● **Your instructions**: Work out how many lines include "Sales" and answer with that number only.

● **Given entries**:
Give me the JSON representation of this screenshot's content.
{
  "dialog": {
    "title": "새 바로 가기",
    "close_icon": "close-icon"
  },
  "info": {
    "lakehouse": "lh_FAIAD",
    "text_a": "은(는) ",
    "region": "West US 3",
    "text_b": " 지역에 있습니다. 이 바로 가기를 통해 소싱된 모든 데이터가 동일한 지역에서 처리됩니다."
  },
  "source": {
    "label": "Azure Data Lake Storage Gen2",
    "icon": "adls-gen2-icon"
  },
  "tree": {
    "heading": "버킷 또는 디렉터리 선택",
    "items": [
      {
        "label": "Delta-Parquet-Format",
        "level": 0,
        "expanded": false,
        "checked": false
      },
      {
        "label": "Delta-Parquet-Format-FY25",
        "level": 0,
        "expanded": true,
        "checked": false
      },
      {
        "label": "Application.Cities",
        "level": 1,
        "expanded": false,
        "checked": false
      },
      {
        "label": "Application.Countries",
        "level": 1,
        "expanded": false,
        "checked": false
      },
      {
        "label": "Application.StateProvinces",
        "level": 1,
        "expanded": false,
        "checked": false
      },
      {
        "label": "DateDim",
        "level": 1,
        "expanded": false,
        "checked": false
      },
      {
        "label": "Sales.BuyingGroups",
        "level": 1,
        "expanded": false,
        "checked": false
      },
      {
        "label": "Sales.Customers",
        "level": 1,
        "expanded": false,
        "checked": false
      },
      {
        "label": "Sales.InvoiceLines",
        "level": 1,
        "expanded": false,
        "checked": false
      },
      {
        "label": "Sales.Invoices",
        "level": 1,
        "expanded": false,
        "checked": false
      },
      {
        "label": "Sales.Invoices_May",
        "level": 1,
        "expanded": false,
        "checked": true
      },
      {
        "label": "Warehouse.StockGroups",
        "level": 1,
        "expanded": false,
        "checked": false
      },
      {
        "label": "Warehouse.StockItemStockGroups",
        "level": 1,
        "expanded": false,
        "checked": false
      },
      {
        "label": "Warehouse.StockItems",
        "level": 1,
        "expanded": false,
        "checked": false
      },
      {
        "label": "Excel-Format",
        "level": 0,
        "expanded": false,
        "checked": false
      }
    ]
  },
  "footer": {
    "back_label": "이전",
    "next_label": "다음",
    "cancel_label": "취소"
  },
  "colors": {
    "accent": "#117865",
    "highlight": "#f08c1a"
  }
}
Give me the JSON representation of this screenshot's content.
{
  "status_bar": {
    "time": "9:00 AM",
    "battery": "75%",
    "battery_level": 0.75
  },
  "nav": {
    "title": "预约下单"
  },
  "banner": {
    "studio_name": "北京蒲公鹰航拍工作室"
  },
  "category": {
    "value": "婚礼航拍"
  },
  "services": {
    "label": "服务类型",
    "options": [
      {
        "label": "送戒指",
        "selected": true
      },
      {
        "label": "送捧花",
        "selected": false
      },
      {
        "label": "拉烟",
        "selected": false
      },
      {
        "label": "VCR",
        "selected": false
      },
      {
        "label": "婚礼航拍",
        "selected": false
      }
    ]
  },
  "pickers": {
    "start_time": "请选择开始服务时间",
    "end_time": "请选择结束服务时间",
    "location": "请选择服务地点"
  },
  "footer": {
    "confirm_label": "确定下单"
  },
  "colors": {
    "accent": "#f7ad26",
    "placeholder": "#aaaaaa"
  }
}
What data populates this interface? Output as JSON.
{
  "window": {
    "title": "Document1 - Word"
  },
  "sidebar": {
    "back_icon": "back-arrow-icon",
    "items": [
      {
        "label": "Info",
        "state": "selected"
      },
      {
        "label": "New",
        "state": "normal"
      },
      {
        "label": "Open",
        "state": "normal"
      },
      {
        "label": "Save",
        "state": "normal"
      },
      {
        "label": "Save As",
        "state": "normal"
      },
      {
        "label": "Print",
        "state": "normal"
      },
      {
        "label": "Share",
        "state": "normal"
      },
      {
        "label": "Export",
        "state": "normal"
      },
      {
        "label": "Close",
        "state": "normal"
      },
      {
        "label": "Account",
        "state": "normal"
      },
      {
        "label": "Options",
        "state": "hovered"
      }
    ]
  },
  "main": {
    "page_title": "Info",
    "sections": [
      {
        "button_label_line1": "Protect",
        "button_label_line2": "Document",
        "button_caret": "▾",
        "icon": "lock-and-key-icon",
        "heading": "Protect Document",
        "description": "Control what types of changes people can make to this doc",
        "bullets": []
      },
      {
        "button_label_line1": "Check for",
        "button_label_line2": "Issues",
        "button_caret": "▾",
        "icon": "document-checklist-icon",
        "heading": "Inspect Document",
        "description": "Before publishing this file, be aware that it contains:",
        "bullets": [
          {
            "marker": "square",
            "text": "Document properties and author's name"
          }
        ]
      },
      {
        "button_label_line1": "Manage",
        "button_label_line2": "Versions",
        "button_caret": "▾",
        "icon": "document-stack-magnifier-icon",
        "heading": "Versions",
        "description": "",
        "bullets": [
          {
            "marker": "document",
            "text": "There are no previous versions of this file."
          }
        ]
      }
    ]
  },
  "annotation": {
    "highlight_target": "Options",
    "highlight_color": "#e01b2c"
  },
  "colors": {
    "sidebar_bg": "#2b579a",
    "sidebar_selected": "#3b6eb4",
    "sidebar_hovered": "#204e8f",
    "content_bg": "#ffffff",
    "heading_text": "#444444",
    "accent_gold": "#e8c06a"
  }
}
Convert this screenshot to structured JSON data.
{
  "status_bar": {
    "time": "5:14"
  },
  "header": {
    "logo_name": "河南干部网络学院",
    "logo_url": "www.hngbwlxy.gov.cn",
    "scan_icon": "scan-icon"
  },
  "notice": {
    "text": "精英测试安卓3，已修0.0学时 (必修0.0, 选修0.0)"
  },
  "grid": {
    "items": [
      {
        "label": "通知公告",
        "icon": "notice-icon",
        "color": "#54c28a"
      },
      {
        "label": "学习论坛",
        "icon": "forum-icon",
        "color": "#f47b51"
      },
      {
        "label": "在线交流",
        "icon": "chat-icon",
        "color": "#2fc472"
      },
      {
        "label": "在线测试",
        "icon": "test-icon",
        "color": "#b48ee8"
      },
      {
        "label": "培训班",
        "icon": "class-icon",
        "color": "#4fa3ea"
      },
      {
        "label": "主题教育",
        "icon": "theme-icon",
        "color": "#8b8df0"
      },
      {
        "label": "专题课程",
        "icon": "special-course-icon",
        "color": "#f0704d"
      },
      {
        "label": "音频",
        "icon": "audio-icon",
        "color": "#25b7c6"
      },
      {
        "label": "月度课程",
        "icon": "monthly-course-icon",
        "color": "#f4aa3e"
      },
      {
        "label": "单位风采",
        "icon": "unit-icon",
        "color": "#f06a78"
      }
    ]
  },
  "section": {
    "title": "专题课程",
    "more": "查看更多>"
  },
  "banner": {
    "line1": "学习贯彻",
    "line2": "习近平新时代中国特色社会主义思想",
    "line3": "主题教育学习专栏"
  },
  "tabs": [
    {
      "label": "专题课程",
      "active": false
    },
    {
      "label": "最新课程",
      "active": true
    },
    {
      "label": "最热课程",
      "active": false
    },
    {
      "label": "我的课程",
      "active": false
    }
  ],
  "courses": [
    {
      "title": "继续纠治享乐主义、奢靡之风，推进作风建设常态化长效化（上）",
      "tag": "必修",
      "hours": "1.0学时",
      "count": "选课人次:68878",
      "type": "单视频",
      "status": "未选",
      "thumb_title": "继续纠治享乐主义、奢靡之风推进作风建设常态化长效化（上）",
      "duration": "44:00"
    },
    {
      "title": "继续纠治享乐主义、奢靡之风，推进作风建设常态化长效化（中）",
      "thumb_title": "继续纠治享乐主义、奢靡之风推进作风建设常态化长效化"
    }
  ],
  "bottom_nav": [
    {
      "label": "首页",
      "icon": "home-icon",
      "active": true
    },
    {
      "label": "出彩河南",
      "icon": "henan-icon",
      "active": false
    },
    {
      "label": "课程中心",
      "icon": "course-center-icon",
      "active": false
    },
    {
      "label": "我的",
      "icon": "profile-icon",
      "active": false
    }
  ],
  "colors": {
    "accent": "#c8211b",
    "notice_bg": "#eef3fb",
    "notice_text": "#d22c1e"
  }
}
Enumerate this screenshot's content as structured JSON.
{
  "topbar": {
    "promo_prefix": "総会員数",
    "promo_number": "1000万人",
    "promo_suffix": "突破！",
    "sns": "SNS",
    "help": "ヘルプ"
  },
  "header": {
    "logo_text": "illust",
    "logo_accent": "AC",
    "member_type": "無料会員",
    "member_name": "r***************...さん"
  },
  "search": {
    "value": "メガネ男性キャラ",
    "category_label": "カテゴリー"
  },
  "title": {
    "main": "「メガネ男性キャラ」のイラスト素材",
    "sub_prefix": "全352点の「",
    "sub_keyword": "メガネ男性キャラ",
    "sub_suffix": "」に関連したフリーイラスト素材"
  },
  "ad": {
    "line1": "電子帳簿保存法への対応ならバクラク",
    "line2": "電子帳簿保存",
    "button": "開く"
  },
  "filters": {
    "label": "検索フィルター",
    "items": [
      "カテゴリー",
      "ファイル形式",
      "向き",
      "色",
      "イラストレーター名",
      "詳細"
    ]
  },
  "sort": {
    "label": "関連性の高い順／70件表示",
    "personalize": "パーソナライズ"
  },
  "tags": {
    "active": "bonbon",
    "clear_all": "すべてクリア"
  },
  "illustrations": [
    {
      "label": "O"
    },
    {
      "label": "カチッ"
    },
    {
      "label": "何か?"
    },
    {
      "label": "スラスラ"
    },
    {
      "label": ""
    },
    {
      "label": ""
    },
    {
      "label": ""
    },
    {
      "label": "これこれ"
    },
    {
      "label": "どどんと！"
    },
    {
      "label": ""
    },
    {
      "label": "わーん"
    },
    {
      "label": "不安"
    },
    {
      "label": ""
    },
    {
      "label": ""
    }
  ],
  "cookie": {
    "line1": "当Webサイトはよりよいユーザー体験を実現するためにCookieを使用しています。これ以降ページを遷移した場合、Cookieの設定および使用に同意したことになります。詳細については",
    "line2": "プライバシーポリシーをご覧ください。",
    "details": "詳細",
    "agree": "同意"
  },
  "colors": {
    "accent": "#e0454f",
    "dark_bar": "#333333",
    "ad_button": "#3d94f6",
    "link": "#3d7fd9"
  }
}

● **Written solution**: 5